┌────────
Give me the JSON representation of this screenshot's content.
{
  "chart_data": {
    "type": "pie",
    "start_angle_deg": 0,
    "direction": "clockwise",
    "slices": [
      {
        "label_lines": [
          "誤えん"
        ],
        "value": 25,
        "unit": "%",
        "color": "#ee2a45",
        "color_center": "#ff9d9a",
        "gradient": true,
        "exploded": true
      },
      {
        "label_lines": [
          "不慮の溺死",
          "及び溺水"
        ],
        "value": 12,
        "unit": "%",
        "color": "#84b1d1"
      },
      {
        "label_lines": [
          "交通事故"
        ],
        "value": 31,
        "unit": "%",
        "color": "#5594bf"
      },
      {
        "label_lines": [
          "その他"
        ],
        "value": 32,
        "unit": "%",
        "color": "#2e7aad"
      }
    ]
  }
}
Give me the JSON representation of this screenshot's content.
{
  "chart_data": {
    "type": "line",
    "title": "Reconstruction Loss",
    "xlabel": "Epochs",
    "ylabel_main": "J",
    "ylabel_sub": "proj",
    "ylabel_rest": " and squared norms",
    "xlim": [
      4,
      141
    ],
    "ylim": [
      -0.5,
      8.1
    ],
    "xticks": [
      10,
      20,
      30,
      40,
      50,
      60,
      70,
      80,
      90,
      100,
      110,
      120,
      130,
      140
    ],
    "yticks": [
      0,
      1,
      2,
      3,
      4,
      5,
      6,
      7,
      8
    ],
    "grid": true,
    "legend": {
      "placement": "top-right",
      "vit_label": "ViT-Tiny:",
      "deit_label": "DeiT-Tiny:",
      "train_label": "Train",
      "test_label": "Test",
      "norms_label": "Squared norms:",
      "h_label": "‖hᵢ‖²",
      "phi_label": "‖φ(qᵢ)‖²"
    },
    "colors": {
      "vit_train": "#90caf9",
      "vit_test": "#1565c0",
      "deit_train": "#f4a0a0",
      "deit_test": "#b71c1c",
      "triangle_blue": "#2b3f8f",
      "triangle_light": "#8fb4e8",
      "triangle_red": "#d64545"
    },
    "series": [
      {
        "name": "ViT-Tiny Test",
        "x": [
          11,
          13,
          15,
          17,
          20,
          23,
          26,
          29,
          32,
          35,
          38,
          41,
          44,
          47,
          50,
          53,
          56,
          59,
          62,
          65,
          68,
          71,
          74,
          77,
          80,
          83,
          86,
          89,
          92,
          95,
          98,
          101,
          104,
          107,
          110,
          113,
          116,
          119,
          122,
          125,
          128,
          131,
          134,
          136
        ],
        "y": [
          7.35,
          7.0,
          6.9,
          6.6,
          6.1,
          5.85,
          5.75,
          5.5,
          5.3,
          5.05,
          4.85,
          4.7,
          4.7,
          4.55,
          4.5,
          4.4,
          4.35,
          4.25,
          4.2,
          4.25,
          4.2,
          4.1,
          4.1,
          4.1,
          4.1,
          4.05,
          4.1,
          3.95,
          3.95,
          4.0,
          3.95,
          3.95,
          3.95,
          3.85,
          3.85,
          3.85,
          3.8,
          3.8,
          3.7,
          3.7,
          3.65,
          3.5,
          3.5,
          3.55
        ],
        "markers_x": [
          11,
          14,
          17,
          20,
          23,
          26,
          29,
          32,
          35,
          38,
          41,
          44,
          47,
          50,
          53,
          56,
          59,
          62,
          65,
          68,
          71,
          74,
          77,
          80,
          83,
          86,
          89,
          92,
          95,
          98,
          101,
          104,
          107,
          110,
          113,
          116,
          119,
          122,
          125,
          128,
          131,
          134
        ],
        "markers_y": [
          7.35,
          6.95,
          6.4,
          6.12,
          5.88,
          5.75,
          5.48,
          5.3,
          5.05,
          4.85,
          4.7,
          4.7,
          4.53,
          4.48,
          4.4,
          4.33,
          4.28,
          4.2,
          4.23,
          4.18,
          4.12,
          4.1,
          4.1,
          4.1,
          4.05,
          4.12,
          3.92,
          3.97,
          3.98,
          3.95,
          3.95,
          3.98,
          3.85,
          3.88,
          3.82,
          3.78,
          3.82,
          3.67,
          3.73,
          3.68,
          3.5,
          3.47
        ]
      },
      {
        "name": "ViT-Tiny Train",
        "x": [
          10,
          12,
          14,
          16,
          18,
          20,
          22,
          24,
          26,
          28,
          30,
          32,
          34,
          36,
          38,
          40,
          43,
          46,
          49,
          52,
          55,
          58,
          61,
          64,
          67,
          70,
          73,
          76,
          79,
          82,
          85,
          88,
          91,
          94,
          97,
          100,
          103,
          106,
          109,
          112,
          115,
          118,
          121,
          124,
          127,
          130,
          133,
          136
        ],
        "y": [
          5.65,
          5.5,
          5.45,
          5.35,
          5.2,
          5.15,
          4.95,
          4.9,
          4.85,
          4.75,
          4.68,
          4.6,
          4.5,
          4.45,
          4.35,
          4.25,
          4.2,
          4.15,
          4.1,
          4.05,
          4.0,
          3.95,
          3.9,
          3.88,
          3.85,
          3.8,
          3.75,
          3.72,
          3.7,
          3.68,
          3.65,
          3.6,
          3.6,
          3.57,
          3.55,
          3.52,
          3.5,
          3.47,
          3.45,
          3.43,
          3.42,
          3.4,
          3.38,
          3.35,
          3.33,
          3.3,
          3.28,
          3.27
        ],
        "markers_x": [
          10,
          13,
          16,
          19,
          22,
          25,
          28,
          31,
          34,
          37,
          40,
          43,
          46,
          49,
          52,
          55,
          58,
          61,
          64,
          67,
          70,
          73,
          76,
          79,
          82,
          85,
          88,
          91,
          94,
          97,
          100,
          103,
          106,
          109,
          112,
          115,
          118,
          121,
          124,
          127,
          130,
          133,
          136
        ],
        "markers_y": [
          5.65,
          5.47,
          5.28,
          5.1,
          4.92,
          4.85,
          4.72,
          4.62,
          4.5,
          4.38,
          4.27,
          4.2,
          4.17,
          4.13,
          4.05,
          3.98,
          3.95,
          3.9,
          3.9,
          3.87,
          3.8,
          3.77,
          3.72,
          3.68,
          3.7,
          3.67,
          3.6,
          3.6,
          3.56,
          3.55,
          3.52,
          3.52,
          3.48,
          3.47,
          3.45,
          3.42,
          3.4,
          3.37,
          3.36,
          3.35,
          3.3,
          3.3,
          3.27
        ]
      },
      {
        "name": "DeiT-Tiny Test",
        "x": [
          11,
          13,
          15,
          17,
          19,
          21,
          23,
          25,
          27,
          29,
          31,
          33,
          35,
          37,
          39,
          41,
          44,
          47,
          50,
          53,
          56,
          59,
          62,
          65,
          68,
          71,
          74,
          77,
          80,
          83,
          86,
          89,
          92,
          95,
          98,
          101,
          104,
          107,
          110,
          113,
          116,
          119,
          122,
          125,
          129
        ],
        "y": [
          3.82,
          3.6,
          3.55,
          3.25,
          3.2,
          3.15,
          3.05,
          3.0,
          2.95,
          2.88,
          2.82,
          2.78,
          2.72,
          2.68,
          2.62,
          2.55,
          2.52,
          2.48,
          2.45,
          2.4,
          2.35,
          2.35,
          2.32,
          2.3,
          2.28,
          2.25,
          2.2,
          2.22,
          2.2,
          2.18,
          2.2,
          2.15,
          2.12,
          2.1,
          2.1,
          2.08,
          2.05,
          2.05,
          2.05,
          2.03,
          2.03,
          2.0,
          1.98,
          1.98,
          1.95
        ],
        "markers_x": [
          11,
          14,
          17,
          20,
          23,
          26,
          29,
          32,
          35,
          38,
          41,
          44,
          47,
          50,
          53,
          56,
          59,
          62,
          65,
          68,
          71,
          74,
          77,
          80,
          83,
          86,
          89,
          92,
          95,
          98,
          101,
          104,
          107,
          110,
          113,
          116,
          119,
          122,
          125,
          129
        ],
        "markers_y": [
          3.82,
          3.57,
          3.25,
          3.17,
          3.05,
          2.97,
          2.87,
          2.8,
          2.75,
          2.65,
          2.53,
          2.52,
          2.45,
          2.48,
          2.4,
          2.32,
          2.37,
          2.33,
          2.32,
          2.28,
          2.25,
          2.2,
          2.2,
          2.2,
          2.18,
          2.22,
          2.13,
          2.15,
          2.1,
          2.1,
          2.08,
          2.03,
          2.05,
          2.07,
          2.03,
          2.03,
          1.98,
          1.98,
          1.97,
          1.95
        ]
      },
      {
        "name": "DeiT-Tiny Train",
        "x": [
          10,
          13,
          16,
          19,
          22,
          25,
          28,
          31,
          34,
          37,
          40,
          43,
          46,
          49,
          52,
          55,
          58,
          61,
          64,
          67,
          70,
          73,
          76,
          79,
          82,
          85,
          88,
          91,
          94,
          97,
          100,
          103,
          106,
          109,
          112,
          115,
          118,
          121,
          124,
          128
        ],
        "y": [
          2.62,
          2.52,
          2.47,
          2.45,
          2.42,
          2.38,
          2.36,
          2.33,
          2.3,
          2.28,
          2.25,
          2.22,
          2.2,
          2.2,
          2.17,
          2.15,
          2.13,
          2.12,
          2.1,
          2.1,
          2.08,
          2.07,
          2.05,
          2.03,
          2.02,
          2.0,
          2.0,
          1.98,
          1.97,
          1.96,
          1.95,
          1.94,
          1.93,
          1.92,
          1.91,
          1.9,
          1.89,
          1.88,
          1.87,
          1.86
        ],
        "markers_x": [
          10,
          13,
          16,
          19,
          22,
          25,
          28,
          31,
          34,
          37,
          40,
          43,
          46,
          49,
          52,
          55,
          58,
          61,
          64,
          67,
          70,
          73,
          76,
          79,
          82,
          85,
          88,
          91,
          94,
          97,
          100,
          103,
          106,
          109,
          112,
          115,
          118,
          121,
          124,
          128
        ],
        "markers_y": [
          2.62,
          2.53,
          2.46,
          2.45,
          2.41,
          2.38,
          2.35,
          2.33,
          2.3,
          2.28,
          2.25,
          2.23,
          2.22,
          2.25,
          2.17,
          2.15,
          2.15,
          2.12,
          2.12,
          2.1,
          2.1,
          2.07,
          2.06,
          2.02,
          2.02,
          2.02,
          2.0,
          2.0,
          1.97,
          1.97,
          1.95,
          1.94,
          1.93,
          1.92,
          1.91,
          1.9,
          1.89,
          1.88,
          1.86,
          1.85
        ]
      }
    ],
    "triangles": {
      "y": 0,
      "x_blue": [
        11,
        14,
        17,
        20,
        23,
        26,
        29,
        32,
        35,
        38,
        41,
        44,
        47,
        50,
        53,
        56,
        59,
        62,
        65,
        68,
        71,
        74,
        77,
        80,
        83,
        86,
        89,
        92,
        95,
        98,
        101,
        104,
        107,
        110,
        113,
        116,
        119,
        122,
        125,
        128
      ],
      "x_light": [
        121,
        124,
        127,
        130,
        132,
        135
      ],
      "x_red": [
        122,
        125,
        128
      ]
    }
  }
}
└────────
Work to complete :: Show the lines that mention the word "true".

Response to the task ::
        "gradient": true,
        "exploded": true
    "grid": true,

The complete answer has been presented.